## SUPPLIED RECORDS:
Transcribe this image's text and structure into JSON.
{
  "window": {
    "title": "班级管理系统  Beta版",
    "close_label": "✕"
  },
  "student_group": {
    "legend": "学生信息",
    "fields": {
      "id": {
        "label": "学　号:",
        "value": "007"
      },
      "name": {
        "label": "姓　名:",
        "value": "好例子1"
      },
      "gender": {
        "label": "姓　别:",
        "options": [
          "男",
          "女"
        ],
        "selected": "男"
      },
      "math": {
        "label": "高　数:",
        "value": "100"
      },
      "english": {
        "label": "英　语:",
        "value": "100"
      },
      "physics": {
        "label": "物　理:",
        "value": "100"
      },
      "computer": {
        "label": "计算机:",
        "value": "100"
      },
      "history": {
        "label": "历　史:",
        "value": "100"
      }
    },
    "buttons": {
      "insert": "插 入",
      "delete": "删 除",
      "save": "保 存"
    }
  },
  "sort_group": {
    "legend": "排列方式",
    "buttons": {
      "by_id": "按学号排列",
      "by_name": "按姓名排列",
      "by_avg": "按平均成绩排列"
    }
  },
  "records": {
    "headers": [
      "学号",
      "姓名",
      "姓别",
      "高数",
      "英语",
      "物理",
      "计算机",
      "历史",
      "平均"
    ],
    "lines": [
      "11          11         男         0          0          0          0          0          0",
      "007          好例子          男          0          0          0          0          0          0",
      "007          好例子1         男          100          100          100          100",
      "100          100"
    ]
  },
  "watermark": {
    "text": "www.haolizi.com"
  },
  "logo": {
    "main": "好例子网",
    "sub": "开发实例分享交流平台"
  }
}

## YOUR GOAL:
Retype the records that precede this task, keeping them exactly the same.

## REPLY:
Transcribe this image's text and structure into JSON.
{
  "window": {
    "title": "班级管理系统  Beta版",
    "close_label": "✕"
  },
  "student_group": {
    "legend": "学生信息",
    "fields": {
      "id": {
        "label": "学　号:",
        "value": "007"
      },
      "name": {
        "label": "姓　名:",
        "value": "好例子1"
      },
      "gender": {
        "label": "姓　别:",
        "options": [
          "男",
          "女"
        ],
        "selected": "男"
      },
      "math": {
        "label": "高　数:",
        "value": "100"
      },
      "english": {
        "label": "英　语:",
        "value": "100"
      },
      "physics": {
        "label": "物　理:",
        "value": "100"
      },
      "computer": {
        "label": "计算机:",
        "value": "100"
      },
      "history": {
        "label": "历　史:",
        "value": "100"
      }
    },
    "buttons": {
      "insert": "插 入",
      "delete": "删 除",
      "save": "保 存"
    }
  },
  "sort_group": {
    "legend": "排列方式",
    "buttons": {
      "by_id": "按学号排列",
      "by_name": "按姓名排列",
      "by_avg": "按平均成绩排列"
    }
  },
  "records": {
    "headers": [
      "学号",
      "姓名",
      "姓别",
      "高数",
      "英语",
      "物理",
      "计算机",
      "历史",
      "平均"
    ],
    "lines": [
      "11          11         男         0          0          0          0          0          0",
      "007          好例子          男          0          0          0          0          0          0",
      "007          好例子1         男          100          100          100          100",
      "100          100"
    ]
  },
  "watermark": {
    "text": "www.haolizi.com"
  },
  "logo": {
    "main": "好例子网",
    "sub": "开发实例分享交流平台"
  }
}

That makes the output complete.